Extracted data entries
-*-

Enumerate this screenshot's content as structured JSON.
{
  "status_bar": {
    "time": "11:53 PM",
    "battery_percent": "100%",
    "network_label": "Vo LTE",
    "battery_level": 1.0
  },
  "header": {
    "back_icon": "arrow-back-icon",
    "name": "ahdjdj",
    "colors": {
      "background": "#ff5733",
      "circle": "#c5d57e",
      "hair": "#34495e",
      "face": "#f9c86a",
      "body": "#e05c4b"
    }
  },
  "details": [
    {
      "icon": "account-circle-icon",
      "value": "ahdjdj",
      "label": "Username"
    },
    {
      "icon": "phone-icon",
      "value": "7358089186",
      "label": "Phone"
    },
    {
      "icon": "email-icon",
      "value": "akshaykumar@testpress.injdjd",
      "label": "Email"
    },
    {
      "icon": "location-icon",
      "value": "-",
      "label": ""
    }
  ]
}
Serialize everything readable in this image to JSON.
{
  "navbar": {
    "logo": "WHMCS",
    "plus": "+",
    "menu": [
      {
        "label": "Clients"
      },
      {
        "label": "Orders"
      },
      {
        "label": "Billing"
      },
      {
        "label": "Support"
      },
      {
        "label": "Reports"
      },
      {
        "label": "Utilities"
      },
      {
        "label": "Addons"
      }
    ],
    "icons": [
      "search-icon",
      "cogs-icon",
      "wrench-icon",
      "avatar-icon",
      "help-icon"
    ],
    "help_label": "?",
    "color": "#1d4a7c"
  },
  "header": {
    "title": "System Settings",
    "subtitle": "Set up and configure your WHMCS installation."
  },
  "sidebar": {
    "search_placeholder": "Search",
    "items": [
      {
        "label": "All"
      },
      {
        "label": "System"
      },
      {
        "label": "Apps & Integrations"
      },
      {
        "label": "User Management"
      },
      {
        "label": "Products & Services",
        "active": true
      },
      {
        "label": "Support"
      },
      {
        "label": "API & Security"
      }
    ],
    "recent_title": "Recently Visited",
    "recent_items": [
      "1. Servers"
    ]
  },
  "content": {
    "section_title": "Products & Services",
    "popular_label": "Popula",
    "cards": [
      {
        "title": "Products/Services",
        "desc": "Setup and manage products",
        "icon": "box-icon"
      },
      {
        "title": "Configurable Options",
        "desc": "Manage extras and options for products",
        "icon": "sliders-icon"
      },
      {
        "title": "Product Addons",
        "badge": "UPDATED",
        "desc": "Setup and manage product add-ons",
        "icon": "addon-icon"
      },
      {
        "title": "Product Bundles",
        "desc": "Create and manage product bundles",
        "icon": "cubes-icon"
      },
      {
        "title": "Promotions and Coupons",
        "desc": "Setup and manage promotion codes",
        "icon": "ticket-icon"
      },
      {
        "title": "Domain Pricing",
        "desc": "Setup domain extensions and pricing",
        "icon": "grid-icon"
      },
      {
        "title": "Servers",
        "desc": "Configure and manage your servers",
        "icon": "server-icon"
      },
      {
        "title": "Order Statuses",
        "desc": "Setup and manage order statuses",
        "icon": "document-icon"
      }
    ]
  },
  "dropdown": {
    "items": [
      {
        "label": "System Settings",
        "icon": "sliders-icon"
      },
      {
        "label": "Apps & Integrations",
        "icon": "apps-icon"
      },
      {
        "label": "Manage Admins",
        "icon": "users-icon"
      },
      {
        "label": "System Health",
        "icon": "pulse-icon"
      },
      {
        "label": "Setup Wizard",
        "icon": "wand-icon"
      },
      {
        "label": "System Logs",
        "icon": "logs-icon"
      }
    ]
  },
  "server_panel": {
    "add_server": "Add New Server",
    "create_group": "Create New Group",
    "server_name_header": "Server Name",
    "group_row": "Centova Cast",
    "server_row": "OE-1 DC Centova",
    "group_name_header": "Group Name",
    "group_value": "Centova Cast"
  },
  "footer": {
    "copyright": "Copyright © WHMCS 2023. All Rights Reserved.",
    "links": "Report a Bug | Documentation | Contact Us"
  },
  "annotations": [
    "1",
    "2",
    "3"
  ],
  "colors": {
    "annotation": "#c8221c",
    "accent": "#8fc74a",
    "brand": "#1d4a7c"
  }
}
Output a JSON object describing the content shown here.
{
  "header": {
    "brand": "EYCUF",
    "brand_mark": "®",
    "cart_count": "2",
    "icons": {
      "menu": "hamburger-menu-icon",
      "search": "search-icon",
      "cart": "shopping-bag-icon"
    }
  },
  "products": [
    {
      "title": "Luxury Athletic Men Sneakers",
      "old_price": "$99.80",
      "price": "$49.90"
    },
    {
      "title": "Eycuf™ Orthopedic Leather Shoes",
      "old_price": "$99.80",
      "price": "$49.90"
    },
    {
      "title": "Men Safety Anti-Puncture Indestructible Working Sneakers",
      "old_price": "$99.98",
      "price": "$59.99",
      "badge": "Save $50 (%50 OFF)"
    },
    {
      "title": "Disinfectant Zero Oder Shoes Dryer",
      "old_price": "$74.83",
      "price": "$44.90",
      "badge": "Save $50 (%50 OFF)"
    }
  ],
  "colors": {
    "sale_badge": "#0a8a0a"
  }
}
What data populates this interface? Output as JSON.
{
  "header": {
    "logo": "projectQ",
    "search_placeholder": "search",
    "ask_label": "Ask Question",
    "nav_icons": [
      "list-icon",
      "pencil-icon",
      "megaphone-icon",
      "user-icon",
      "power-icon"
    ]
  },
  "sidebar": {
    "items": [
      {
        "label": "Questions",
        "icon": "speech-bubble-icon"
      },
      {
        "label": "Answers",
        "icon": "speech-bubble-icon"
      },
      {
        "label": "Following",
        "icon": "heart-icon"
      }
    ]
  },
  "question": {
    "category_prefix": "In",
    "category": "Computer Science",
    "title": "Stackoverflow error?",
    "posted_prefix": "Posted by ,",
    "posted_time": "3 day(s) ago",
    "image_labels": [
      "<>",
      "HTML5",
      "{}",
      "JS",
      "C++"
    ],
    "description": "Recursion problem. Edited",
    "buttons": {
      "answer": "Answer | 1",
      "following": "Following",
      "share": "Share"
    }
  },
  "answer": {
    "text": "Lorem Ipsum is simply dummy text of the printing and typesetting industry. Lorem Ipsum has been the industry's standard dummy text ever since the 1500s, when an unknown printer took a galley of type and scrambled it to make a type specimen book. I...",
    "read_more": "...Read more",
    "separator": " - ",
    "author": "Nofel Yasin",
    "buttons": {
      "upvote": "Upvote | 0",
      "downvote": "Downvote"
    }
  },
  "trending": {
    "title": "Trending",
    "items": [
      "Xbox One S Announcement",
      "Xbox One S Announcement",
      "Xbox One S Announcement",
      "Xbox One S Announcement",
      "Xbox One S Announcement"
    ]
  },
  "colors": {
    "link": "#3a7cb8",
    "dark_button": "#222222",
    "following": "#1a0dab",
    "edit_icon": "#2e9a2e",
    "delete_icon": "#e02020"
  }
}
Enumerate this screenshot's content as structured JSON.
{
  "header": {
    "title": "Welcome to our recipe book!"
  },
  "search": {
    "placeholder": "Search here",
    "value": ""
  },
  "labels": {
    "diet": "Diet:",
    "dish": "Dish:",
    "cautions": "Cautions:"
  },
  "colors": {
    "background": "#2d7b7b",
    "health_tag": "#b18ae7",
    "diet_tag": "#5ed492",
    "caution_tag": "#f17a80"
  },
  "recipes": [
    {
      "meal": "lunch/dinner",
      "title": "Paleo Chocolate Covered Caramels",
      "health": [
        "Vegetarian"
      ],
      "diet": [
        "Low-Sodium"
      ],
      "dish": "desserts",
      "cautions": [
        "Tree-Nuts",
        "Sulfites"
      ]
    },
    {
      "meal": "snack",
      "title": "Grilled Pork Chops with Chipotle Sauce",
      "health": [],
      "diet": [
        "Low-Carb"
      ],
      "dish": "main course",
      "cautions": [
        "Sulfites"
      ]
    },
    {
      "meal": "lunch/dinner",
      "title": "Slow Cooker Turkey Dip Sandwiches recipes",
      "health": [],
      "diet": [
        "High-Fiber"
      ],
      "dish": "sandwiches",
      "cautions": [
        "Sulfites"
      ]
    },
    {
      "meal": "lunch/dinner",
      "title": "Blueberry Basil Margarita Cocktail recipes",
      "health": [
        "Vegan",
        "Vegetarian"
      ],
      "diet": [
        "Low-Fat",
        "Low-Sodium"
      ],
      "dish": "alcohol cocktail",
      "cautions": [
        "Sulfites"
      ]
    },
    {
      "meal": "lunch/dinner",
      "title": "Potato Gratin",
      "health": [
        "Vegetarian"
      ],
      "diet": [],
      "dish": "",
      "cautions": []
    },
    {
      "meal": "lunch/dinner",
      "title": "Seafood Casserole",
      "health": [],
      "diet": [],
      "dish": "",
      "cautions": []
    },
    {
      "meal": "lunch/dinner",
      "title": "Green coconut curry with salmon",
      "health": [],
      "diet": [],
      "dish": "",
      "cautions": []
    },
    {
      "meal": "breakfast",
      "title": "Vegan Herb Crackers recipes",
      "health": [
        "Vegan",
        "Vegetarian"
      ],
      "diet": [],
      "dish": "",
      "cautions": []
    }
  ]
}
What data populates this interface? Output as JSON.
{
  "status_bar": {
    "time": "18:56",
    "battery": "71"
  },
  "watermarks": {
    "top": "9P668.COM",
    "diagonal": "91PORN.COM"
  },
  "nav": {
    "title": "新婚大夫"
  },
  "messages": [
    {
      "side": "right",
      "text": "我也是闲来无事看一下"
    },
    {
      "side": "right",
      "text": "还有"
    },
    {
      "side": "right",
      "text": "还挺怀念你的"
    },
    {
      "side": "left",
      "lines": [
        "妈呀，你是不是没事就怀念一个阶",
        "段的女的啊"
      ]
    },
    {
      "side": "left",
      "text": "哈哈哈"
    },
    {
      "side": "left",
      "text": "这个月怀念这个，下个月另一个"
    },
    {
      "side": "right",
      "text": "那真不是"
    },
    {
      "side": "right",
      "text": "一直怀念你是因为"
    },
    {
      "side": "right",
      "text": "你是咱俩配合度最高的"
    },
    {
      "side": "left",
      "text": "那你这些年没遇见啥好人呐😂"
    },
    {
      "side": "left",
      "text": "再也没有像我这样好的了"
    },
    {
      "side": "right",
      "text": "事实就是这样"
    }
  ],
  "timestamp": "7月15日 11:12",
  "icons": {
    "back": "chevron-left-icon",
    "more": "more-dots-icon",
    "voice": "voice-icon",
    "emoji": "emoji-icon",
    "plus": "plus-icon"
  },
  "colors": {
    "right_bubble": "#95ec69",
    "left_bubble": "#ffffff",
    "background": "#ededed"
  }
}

-*-

- WHAT THE TASK ASKS
Go through the preceding material and copy each line that has the word "System".

- THE RESULT
    "title": "System Settings",
        "label": "System"
        "label": "System Settings",
        "label": "System Health",
        "label": "System Logs",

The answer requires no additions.